▸ **GIVEN ENTRIES**

-------

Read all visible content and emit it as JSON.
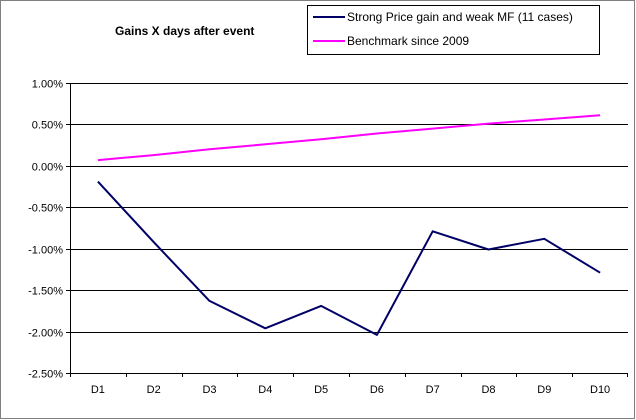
{
  "chart_data": {
    "type": "line",
    "title": "Gains X days after event",
    "xlabel": "",
    "ylabel": "",
    "categories": [
      "D1",
      "D2",
      "D3",
      "D4",
      "D5",
      "D6",
      "D7",
      "D8",
      "D9",
      "D10"
    ],
    "series": [
      {
        "name": "Strong Price gain and weak MF (11 cases)",
        "color": "#000066",
        "values": [
          -0.19,
          -0.92,
          -1.63,
          -1.96,
          -1.69,
          -2.04,
          -0.79,
          -1.01,
          -0.88,
          -1.29
        ]
      },
      {
        "name": "Benchmark since 2009",
        "color": "#ff00ff",
        "values": [
          0.07,
          0.13,
          0.2,
          0.26,
          0.32,
          0.39,
          0.45,
          0.51,
          0.56,
          0.61
        ]
      }
    ],
    "ylim": [
      -2.5,
      1.0
    ],
    "yticks": [
      1.0,
      0.5,
      0.0,
      -0.5,
      -1.0,
      -1.5,
      -2.0,
      -2.5
    ],
    "ytick_labels": [
      "1.00%",
      "0.50%",
      "0.00%",
      "-0.50%",
      "-1.00%",
      "-1.50%",
      "-2.00%",
      "-2.50%"
    ],
    "grid": true,
    "legend_position": "top-right"
  }
}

-------

▸ **EXERCISE**
Filter the records above and return every line that holds the word "name".

▸ **FULL RESPONSE**
        "name": "Strong Price gain and weak MF (11 cases)",
        "name": "Benchmark since 2009",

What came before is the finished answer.